In the Veganuary text, how many people around the world signed up to take part in Veganuary?

--- READING TEXT ---

Vegans are the marmite of 2019 – you either love them or you hate them. When the controversy of the Greggs sausage roll crumbled into the news cycle, it was clear how many people disliked the diet.
But clearly being vegan is appetising to a lot of people, with over 250,000 people across the world signing up to take part in Veganuary.
I’ve been a vegetarian since I was seven, so when I came to Veganuary last year I just chopped out all the dairy and kept my diet relatively the same. This unfortunately led to me become extremely tired because I wasn’t getting the right nutrients. One reduced macaroni and cheese later, and I cracked.
This year was easy right from the get-go. A sponsored post (thanks creepy Facebook) directed me to sign up to daily Veganuary emails. The local Aldi had three whole shelves stacked with tofu, jackfruit, and other ingredients for success. Even walking down the high street of Nottingham, loads of restaurants had signage for Veganuary menus. Nowhere was taunting me with the temptation of cheese.

--- DATA EXTRACT ---

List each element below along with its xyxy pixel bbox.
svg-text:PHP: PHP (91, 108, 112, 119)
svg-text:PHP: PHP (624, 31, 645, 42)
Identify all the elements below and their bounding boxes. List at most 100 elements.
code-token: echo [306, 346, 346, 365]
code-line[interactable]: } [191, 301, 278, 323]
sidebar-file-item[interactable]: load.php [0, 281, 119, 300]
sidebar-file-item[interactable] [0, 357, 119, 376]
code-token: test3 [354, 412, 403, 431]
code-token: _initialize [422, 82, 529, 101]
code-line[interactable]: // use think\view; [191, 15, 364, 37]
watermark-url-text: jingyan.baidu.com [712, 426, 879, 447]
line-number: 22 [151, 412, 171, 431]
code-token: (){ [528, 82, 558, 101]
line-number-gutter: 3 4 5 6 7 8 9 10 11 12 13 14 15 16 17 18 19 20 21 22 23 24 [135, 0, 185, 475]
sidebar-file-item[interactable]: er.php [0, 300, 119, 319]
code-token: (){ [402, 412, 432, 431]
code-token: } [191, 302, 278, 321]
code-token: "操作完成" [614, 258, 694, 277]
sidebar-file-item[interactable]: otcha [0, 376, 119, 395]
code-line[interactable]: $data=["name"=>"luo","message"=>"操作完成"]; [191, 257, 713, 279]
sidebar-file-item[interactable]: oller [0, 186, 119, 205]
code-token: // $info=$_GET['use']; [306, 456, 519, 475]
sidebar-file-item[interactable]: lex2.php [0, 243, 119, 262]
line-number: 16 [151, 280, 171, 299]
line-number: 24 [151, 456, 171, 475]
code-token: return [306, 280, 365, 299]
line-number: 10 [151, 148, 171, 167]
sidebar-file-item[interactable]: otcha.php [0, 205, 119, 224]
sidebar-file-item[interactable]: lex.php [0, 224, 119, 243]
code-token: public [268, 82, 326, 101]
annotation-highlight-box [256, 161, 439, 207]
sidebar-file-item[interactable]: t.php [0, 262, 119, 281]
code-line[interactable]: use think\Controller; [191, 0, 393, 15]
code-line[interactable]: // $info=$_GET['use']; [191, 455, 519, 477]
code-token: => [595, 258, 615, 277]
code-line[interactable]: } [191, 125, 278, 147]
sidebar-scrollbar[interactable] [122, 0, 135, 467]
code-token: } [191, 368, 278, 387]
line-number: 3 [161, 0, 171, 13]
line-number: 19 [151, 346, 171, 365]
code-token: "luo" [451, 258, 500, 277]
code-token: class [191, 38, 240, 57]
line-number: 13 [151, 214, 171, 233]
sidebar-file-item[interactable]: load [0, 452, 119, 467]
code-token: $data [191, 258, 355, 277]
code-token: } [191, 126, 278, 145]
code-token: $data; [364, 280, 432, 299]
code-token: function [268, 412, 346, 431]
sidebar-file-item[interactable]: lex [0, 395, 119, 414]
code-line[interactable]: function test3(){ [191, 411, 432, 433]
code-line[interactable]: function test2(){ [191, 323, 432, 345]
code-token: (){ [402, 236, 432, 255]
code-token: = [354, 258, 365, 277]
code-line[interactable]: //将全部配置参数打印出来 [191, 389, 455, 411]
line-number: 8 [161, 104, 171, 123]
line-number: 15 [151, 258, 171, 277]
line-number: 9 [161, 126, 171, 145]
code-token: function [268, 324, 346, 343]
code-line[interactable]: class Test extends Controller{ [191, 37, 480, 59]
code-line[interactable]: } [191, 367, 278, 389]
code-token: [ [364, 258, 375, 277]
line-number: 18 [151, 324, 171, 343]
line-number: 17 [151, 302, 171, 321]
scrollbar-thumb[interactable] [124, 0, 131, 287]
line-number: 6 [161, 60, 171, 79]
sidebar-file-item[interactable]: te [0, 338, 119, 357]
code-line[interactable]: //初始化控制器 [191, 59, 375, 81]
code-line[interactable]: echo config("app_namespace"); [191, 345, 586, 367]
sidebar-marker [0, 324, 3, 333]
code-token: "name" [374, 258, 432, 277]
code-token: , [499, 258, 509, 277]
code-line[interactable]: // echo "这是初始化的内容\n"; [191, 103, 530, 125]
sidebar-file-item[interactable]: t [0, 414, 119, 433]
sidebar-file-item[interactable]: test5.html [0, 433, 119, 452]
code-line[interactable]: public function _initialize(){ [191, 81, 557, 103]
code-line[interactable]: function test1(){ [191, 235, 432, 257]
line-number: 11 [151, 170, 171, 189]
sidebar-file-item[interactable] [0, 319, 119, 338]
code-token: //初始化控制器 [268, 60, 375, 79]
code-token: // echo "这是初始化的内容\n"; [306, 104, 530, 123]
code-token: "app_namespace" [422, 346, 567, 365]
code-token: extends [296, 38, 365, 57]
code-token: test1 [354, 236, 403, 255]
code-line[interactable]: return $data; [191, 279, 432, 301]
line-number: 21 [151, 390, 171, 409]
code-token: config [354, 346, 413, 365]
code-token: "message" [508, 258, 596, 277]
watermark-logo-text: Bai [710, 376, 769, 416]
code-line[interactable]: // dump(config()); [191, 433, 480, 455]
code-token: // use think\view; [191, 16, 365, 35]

---

SOLUTION >> Over 250,000 people.